Locate the word "level" in the entries below, then gather every line that holds it.
[start of Data provided]
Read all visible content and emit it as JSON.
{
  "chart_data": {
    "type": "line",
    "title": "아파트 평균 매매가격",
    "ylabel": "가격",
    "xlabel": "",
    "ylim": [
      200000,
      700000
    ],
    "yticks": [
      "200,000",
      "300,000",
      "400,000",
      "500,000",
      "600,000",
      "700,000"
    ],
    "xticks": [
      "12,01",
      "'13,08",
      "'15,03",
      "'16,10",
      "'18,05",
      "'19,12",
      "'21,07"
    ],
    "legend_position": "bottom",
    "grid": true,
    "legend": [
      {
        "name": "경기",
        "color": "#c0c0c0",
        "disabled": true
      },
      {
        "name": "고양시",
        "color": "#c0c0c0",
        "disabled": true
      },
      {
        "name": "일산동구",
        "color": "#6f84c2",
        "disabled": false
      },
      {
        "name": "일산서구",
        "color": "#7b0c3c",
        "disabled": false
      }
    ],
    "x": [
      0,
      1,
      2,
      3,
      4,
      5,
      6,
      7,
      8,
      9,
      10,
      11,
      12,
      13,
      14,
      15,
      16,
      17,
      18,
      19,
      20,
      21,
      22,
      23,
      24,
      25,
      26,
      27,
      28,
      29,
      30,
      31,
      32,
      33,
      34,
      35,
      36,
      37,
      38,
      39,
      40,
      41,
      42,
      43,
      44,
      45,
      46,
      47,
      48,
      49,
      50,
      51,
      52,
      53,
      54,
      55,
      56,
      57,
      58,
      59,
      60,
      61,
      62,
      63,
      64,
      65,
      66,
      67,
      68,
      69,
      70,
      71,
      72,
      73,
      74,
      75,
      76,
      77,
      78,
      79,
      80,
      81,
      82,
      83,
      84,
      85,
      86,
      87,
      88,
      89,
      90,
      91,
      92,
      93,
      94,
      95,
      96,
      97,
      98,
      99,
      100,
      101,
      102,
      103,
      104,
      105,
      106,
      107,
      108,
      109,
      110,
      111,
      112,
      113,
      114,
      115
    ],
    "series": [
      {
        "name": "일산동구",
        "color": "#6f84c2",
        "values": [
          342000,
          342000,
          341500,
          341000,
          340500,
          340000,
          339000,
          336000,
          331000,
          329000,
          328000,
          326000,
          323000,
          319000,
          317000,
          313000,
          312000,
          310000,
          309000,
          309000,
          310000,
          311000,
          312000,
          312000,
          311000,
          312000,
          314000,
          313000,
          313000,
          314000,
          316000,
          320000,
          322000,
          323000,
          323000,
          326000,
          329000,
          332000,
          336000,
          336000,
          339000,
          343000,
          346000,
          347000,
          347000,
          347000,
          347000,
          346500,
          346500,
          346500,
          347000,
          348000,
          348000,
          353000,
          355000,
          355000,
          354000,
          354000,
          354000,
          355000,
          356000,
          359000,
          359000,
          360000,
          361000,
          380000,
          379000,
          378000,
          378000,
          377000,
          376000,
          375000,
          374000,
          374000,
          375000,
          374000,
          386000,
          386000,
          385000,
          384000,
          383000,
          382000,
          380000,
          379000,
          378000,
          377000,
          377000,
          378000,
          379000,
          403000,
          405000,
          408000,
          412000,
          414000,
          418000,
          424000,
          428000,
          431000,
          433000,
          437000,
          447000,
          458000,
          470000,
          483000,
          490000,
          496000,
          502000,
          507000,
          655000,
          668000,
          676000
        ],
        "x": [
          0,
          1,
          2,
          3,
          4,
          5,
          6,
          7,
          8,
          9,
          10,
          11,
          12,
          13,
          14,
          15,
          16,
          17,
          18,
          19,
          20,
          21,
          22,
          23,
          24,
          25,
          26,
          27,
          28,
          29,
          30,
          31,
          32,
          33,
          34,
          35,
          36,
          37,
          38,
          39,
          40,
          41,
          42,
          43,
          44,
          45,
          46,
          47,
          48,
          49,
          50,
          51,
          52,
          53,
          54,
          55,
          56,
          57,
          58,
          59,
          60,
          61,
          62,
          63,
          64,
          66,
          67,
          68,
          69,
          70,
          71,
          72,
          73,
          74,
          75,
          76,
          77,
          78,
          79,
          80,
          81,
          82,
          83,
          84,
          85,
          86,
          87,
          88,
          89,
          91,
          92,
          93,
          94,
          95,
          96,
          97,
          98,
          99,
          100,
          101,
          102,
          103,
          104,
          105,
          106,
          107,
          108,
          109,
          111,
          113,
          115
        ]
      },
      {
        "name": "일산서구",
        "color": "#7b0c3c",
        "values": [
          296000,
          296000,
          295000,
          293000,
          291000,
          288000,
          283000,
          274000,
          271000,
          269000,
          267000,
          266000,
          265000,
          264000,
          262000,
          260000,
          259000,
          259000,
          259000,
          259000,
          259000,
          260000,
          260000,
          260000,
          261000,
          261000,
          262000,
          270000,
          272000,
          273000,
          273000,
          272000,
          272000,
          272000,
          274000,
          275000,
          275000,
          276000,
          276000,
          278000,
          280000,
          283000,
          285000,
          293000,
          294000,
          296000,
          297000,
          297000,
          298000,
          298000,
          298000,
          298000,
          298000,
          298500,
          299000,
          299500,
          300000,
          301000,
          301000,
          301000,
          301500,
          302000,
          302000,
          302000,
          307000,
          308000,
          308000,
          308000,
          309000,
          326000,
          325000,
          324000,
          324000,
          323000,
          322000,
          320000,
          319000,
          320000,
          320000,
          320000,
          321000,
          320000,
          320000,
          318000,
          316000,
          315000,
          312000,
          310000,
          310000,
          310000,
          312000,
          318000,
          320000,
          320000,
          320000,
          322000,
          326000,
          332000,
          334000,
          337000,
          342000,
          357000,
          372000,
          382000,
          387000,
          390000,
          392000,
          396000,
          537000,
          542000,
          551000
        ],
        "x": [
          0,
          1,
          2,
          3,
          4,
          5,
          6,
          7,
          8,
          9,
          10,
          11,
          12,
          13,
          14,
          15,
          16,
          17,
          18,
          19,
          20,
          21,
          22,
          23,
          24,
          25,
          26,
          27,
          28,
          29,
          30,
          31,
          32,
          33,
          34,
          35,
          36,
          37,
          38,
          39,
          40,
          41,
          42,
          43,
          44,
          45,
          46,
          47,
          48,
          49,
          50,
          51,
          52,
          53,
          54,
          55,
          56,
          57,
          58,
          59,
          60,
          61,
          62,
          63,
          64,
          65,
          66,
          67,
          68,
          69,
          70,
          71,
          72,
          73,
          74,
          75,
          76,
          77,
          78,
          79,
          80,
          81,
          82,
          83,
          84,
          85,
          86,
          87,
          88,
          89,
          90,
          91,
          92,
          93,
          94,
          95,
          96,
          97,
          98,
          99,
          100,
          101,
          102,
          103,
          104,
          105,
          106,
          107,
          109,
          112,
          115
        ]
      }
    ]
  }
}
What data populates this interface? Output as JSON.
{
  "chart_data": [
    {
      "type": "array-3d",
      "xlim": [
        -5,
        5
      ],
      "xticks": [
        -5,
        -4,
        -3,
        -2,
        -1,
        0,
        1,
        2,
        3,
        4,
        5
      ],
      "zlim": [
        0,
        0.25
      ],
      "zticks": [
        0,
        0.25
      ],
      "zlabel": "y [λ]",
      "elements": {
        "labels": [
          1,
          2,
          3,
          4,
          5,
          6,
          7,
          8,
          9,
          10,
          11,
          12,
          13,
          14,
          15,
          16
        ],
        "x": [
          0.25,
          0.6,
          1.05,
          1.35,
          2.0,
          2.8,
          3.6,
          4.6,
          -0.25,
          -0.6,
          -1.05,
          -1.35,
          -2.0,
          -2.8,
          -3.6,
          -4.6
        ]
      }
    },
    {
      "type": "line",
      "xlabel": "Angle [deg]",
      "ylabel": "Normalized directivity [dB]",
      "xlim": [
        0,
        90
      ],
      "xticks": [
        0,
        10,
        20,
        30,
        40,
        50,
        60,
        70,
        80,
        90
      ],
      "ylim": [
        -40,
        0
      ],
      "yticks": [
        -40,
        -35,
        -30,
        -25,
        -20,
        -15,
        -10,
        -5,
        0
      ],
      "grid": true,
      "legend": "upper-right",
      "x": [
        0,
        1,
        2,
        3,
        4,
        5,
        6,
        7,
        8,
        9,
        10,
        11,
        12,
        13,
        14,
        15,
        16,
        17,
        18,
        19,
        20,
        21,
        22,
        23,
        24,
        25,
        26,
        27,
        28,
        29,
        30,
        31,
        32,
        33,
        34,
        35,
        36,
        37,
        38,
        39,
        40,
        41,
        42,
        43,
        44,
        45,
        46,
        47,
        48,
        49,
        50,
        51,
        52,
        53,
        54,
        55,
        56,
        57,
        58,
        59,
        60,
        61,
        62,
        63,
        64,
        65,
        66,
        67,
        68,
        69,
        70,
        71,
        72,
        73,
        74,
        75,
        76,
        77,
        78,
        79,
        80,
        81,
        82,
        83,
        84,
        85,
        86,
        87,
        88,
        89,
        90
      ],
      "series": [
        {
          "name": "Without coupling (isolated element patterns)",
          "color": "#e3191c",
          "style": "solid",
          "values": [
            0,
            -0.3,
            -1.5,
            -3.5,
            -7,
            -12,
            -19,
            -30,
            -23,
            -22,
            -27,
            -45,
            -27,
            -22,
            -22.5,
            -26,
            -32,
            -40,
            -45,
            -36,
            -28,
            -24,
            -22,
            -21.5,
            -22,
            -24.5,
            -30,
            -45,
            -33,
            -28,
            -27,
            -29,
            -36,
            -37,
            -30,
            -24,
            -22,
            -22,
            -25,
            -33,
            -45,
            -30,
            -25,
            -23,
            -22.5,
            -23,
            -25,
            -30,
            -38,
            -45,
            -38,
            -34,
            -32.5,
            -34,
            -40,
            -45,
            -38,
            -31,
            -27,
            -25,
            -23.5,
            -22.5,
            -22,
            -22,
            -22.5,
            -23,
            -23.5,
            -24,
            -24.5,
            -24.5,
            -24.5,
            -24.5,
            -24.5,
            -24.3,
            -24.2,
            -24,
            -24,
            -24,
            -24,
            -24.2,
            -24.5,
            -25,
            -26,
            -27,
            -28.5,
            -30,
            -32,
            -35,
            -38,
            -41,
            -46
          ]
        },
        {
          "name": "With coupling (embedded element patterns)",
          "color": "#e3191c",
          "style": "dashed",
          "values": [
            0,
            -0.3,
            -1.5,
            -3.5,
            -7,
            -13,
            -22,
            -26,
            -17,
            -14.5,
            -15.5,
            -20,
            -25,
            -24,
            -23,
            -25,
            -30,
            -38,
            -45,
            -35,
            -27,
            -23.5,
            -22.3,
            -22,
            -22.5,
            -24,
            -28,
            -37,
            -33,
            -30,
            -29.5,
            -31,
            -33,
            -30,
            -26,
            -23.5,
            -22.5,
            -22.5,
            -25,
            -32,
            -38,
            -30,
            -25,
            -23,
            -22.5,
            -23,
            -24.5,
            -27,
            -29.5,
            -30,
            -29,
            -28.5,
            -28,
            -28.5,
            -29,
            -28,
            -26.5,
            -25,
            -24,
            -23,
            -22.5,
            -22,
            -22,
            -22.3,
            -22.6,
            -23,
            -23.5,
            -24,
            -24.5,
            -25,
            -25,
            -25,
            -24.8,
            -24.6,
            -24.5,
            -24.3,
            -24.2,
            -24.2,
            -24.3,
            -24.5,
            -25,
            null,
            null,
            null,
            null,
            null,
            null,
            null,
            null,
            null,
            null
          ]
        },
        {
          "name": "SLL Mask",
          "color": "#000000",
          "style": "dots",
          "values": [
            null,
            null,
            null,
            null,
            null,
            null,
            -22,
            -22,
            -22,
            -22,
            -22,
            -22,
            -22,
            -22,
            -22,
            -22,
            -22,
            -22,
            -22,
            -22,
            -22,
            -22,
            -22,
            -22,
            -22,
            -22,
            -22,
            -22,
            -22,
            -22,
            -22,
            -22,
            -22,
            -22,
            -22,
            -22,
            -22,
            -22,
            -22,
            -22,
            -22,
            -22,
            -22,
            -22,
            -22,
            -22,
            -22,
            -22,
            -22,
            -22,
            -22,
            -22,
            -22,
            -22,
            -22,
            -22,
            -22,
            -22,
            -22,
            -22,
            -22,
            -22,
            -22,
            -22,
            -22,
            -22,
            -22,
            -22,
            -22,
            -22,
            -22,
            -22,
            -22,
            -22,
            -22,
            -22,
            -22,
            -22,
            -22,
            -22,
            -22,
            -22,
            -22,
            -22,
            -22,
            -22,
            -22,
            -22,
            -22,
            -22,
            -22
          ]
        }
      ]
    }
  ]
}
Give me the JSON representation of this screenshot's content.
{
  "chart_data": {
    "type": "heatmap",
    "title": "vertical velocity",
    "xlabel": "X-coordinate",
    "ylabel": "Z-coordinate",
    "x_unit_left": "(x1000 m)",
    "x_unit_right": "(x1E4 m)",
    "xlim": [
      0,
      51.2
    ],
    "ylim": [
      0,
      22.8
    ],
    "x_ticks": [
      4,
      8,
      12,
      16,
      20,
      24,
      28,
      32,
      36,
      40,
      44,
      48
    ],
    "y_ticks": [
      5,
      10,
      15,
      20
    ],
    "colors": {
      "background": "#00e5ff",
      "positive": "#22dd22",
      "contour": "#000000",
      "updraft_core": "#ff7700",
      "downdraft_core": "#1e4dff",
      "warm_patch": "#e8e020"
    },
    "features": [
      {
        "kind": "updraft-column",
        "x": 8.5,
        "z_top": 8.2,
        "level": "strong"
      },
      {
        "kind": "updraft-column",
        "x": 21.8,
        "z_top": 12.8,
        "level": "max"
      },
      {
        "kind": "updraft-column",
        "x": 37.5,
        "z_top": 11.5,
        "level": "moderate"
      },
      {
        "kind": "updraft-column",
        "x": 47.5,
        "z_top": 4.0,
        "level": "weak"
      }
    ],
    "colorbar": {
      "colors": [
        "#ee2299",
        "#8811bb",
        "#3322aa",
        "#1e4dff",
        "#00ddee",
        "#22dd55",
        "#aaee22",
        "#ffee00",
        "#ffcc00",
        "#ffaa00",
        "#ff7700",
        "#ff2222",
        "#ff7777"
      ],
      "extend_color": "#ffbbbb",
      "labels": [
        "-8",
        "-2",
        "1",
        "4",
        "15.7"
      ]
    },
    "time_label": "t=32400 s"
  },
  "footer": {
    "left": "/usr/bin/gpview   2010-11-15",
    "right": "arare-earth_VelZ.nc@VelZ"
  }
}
[end of Data provided]
* [Solution for this task]:
        "level": "strong"
        "level": "max"
        "level": "moderate"
        "level": "weak"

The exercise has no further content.